AIM OF THE TASK: Read through the entries below and return each line with the word "ylabel".

══ DATA IN THIS EXERCISE ══

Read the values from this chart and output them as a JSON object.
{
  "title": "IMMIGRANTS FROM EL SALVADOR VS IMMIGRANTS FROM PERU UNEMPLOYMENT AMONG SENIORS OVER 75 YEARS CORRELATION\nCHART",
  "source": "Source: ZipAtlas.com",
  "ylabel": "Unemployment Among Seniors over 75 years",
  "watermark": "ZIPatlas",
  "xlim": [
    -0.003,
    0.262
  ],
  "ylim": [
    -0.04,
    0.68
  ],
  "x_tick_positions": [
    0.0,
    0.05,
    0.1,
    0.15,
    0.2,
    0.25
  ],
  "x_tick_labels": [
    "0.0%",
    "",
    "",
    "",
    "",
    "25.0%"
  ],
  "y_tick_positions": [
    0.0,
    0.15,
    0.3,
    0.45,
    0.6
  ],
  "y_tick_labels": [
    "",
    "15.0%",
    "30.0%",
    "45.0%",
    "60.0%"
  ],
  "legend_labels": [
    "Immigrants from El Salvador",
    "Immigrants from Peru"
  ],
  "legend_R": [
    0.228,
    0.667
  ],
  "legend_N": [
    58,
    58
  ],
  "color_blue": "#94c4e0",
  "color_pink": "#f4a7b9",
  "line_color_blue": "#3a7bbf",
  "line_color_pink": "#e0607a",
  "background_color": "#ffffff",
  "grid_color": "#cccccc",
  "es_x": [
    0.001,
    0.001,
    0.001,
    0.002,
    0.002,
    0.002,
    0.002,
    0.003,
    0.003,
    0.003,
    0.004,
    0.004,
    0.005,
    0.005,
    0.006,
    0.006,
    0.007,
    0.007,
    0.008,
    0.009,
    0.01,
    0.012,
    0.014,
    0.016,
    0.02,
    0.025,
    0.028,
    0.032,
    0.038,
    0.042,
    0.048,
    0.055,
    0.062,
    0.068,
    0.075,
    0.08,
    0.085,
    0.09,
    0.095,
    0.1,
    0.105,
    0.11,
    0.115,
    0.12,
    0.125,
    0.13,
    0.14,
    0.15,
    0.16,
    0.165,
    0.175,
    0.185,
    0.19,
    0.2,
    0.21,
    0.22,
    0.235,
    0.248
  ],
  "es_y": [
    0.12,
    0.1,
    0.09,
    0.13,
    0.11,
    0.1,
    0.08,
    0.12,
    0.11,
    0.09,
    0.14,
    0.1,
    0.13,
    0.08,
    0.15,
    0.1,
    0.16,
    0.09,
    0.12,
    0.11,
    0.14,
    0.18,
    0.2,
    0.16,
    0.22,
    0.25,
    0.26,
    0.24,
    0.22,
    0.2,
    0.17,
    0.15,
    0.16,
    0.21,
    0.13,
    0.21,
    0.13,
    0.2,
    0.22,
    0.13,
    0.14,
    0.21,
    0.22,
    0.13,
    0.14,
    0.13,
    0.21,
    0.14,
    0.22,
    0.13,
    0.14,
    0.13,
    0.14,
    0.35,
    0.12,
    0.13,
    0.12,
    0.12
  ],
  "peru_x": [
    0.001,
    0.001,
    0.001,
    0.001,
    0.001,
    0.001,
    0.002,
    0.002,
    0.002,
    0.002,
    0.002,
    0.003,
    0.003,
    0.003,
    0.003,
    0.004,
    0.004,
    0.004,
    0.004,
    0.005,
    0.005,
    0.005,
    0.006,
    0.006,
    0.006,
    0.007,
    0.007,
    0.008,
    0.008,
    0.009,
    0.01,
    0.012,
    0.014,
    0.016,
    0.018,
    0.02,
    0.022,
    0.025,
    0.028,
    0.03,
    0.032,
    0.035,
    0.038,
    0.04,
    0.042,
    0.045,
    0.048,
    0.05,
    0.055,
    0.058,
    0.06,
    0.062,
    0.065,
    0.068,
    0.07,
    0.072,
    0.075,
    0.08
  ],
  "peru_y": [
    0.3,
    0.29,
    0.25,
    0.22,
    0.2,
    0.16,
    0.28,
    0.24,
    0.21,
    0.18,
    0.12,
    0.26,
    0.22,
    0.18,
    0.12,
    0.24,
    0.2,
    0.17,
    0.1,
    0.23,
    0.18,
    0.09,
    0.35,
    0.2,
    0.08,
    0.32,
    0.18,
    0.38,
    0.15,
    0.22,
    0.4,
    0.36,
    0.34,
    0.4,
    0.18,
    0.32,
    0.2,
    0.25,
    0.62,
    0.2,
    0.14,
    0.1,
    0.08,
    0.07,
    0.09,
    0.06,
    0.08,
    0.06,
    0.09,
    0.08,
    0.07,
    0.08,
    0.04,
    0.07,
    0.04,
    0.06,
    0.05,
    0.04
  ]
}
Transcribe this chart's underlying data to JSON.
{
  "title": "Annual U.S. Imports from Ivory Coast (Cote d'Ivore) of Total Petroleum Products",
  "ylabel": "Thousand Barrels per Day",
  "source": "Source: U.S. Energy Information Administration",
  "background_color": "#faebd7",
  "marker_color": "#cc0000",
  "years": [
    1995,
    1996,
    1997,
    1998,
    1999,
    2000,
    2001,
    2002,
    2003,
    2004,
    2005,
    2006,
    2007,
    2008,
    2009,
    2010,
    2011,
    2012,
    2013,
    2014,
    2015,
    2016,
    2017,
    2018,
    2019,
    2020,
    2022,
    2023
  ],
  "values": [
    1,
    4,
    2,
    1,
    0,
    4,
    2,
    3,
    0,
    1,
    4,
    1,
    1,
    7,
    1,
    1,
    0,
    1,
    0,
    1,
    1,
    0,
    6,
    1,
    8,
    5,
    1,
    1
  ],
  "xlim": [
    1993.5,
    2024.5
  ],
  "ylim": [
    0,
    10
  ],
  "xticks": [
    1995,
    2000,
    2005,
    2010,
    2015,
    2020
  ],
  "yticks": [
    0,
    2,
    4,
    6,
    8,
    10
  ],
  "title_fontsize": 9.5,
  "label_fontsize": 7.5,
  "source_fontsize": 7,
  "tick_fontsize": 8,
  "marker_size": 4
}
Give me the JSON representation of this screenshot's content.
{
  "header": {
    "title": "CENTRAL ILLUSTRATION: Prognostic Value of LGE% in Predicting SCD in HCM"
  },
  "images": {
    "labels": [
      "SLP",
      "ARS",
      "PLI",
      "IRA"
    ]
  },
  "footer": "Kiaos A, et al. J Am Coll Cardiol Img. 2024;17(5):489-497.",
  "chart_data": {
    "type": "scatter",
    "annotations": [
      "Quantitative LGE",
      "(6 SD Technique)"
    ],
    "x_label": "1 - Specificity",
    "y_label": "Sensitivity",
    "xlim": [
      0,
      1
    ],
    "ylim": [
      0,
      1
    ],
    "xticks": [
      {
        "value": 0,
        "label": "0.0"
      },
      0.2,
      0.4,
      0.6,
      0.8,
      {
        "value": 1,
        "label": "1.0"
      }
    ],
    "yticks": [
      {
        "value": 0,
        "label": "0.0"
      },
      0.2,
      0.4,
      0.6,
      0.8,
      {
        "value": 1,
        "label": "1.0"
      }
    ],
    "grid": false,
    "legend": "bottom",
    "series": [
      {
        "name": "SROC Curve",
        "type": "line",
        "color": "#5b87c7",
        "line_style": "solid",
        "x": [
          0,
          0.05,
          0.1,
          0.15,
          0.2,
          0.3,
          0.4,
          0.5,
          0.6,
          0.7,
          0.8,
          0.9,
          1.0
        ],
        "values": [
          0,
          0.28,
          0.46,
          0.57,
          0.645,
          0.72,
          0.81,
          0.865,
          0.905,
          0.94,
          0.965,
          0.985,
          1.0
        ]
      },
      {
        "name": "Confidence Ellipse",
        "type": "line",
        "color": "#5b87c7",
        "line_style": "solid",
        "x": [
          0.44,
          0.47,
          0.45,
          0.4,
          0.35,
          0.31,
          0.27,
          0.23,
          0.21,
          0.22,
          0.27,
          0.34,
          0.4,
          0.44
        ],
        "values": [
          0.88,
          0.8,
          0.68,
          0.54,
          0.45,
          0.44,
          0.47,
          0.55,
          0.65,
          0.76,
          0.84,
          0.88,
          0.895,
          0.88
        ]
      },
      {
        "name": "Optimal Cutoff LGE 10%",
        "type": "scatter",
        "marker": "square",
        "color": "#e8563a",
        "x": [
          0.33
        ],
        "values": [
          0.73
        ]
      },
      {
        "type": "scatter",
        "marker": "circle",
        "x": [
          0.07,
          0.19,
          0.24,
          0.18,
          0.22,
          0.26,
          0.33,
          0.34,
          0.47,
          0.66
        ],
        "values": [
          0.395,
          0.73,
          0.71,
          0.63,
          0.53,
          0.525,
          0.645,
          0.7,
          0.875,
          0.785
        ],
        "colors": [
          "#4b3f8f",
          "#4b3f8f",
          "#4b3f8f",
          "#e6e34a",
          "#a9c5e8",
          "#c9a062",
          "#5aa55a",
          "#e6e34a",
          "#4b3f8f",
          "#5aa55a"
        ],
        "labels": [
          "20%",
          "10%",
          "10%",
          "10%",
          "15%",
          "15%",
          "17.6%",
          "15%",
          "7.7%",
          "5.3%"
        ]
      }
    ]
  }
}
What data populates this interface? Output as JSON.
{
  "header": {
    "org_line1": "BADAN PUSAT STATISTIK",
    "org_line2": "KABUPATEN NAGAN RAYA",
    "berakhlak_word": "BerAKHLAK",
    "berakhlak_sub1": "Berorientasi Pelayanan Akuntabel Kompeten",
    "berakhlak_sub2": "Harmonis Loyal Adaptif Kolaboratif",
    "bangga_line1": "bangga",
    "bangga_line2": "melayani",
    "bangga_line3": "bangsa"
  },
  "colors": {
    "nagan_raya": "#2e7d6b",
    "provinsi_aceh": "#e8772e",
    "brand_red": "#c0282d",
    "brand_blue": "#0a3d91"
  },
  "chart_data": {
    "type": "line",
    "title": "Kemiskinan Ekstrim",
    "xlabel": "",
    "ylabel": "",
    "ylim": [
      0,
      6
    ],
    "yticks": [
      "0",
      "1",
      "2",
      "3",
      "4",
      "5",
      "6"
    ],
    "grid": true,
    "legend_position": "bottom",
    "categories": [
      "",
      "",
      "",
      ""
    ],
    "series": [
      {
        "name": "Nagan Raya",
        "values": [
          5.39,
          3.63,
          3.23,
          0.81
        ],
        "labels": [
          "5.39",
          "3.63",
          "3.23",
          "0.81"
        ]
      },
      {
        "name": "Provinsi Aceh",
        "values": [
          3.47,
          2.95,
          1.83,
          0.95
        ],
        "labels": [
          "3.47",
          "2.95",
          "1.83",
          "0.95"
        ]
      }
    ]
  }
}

═══

FINAL RESULT:
  "ylabel": "Unemployment Among Seniors over 75 years",
  "ylabel": "Thousand Barrels per Day",
    "ylabel": "",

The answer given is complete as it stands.